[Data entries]
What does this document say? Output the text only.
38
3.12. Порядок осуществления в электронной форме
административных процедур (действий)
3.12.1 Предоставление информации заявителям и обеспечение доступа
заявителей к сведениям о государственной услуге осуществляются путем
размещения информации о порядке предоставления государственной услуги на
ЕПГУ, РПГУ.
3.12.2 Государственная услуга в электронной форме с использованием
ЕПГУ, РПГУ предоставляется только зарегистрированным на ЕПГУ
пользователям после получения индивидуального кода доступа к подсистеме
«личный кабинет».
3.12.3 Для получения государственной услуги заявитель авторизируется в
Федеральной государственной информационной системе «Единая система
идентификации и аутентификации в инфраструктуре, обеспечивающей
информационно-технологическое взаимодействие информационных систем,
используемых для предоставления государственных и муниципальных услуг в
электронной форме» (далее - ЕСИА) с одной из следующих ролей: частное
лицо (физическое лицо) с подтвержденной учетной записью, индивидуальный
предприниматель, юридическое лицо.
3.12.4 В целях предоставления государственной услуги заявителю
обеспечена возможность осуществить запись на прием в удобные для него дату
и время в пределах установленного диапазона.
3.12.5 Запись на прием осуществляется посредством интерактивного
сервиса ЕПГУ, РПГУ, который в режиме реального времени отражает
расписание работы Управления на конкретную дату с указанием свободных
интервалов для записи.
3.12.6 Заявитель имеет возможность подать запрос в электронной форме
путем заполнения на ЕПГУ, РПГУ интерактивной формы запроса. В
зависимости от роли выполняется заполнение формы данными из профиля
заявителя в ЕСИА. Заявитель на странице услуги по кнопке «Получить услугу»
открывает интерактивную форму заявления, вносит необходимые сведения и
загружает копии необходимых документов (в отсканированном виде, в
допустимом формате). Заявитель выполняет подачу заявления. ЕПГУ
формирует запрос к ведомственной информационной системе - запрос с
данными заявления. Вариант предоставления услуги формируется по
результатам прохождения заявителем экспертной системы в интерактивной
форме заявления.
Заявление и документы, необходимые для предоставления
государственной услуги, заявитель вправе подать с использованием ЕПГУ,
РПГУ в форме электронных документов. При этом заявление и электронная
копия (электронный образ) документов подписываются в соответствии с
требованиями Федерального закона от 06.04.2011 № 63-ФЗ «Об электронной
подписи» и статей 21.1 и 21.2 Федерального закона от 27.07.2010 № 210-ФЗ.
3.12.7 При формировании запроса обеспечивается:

◆ REQUEST
Return the whole listing exactly.

◆ FINAL ANSWER
What does this document say? Output the text only.
38
3.12. Порядок осуществления в электронной форме
административных процедур (действий)
3.12.1 Предоставление информации заявителям и обеспечение доступа
заявителей к сведениям о государственной услуге осуществляются путем
размещения информации о порядке предоставления государственной услуги на
ЕПГУ, РПГУ.
3.12.2 Государственная услуга в электронной форме с использованием
ЕПГУ, РПГУ предоставляется только зарегистрированным на ЕПГУ
пользователям после получения индивидуального кода доступа к подсистеме
«личный кабинет».
3.12.3 Для получения государственной услуги заявитель авторизируется в
Федеральной государственной информационной системе «Единая система
идентификации и аутентификации в инфраструктуре, обеспечивающей
информационно-технологическое взаимодействие информационных систем,
используемых для предоставления государственных и муниципальных услуг в
электронной форме» (далее - ЕСИА) с одной из следующих ролей: частное
лицо (физическое лицо) с подтвержденной учетной записью, индивидуальный
предприниматель, юридическое лицо.
3.12.4 В целях предоставления государственной услуги заявителю
обеспечена возможность осуществить запись на прием в удобные для него дату
и время в пределах установленного диапазона.
3.12.5 Запись на прием осуществляется посредством интерактивного
сервиса ЕПГУ, РПГУ, который в режиме реального времени отражает
расписание работы Управления на конкретную дату с указанием свободных
интервалов для записи.
3.12.6 Заявитель имеет возможность подать запрос в электронной форме
путем заполнения на ЕПГУ, РПГУ интерактивной формы запроса. В
зависимости от роли выполняется заполнение формы данными из профиля
заявителя в ЕСИА. Заявитель на странице услуги по кнопке «Получить услугу»
открывает интерактивную форму заявления, вносит необходимые сведения и
загружает копии необходимых документов (в отсканированном виде, в
допустимом формате). Заявитель выполняет подачу заявления. ЕПГУ
формирует запрос к ведомственной информационной системе - запрос с
данными заявления. Вариант предоставления услуги формируется по
результатам прохождения заявителем экспертной системы в интерактивной
форме заявления.
Заявление и документы, необходимые для предоставления
государственной услуги, заявитель вправе подать с использованием ЕПГУ,
РПГУ в форме электронных документов. При этом заявление и электронная
копия (электронный образ) документов подписываются в соответствии с
требованиями Федерального закона от 06.04.2011 № 63-ФЗ «Об электронной
подписи» и статей 21.1 и 21.2 Федерального закона от 27.07.2010 № 210-ФЗ.
3.12.7 При формировании запроса обеспечивается:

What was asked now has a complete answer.